*** RECORDS FOR PROCESSING Section Begins ***

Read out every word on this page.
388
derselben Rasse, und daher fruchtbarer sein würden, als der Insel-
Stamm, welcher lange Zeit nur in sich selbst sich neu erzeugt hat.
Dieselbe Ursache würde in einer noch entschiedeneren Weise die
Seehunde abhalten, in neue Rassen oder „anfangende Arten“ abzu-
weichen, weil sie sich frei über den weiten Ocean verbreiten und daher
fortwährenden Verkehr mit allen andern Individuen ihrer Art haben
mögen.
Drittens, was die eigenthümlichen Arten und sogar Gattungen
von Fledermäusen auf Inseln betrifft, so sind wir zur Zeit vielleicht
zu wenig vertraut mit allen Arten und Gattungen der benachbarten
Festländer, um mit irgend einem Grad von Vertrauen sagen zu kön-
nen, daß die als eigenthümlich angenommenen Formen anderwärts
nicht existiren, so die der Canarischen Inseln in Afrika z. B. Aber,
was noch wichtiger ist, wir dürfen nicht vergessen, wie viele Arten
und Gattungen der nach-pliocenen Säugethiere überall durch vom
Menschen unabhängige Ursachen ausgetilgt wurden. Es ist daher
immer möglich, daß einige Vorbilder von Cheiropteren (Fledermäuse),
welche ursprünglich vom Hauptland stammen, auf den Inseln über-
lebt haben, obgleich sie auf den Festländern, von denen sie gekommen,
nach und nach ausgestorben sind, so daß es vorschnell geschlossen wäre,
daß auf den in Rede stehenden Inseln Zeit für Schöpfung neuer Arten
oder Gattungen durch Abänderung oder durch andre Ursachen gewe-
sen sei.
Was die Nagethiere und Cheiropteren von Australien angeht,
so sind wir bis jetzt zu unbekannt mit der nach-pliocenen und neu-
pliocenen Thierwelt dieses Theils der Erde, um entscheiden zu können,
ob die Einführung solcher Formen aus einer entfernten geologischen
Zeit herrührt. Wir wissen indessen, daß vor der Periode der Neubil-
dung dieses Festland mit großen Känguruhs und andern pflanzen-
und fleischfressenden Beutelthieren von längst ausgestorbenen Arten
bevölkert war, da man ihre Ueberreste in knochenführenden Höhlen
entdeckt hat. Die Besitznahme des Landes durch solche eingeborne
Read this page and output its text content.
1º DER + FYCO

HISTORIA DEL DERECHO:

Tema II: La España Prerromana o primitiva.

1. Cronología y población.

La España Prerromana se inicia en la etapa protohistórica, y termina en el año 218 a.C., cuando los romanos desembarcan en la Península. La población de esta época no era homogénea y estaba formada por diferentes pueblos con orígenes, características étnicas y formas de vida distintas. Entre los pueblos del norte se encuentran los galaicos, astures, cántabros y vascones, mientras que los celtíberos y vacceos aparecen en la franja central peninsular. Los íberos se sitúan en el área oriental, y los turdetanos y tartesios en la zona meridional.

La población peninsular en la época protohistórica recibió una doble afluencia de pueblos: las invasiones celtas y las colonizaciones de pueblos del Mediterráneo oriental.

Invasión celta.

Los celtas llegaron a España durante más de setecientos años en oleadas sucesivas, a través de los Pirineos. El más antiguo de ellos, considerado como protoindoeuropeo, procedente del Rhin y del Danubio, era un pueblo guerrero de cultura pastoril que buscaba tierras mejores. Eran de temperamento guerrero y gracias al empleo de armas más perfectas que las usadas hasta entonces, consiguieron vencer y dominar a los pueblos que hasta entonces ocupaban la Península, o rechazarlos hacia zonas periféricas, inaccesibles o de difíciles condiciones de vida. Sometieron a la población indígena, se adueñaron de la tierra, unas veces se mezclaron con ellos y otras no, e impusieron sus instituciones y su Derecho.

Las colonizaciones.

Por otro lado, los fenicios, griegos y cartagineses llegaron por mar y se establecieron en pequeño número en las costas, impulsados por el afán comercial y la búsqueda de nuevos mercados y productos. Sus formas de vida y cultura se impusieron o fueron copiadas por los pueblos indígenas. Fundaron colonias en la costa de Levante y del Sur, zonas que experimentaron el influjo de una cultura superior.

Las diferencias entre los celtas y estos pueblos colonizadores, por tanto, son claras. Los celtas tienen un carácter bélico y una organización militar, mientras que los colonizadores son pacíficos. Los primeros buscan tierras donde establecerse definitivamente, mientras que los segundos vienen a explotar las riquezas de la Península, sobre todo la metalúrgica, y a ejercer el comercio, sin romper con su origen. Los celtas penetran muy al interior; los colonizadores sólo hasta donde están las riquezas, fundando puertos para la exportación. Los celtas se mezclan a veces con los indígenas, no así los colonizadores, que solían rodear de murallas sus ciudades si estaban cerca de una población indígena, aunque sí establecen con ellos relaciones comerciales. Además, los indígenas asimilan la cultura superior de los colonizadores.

*** RECORDS FOR PROCESSING Section Ends ***
*** RECORDS FOR PROCESSING Section Begins ***

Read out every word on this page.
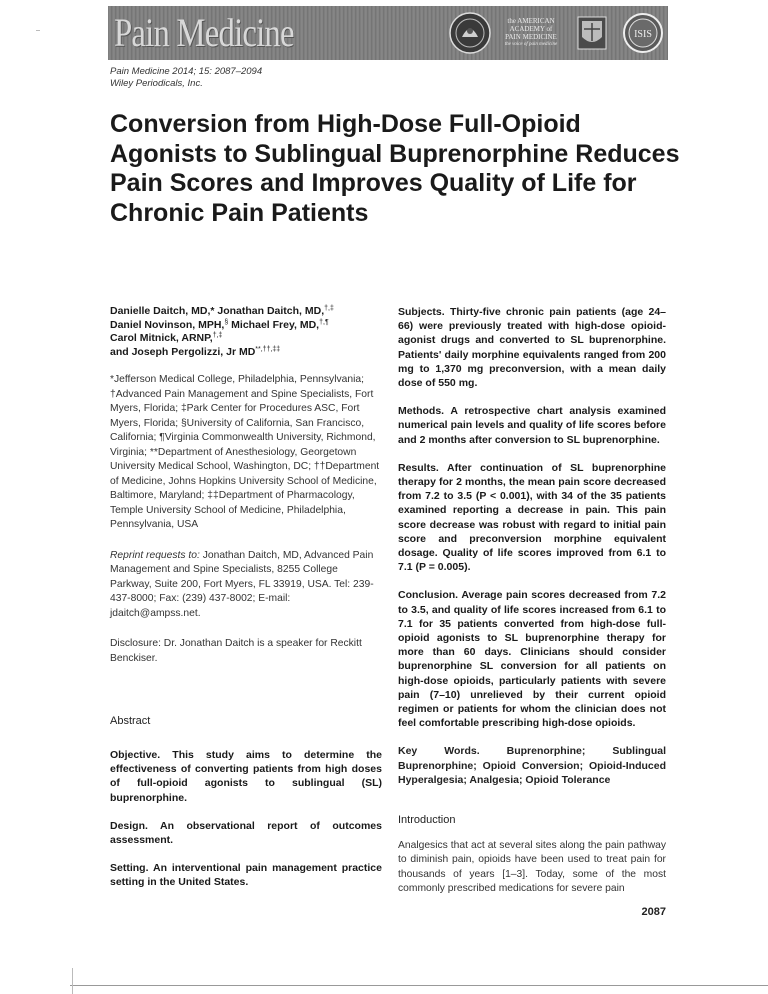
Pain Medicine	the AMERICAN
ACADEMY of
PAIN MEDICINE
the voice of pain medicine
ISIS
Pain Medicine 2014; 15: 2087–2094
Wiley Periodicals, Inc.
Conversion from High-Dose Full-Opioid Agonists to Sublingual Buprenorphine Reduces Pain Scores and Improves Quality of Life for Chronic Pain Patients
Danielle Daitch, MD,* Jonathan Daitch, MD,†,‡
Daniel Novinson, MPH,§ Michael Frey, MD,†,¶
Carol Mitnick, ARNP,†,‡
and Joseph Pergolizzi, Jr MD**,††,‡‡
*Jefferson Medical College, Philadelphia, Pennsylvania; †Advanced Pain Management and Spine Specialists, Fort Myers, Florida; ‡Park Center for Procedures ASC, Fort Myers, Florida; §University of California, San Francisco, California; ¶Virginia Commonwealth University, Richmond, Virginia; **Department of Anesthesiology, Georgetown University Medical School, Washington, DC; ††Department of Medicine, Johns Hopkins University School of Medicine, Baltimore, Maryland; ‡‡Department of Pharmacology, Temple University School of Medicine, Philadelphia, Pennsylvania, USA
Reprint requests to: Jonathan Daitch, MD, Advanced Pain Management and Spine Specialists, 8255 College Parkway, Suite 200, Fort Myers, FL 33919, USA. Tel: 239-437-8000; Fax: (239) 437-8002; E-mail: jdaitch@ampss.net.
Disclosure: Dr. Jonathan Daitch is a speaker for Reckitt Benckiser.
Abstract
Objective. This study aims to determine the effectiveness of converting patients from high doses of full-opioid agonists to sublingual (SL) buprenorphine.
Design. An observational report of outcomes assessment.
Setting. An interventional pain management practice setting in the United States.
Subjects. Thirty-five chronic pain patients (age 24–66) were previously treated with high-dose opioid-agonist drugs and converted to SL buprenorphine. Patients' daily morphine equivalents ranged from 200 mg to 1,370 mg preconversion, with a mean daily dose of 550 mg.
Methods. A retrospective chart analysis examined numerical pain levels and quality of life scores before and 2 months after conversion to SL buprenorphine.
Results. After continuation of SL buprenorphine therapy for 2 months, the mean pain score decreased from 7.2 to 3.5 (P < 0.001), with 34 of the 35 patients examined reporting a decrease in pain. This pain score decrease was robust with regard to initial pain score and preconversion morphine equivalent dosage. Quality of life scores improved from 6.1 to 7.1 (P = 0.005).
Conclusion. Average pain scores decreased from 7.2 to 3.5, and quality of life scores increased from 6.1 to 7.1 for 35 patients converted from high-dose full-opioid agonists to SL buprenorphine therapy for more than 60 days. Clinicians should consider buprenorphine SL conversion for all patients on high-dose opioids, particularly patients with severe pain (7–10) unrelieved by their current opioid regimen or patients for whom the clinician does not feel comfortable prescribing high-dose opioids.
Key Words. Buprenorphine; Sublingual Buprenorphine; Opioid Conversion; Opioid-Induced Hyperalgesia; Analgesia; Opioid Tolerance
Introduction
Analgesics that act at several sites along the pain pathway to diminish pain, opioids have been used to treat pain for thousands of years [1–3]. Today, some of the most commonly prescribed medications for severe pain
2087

*** RECORDS FOR PROCESSING Section Ends ***

### WORK REQUIRED
Taking the records above as input, show every line in which the word "durch" is present.

### EXERCISE ANSWER
und Gattungen der nach-pliocenen Säugethiere überall durch vom
oder Gattungen durch Abänderung oder durch andre Ursachen gewe-
entdeckt hat. Die Besitznahme des Landes durch solche eingeborne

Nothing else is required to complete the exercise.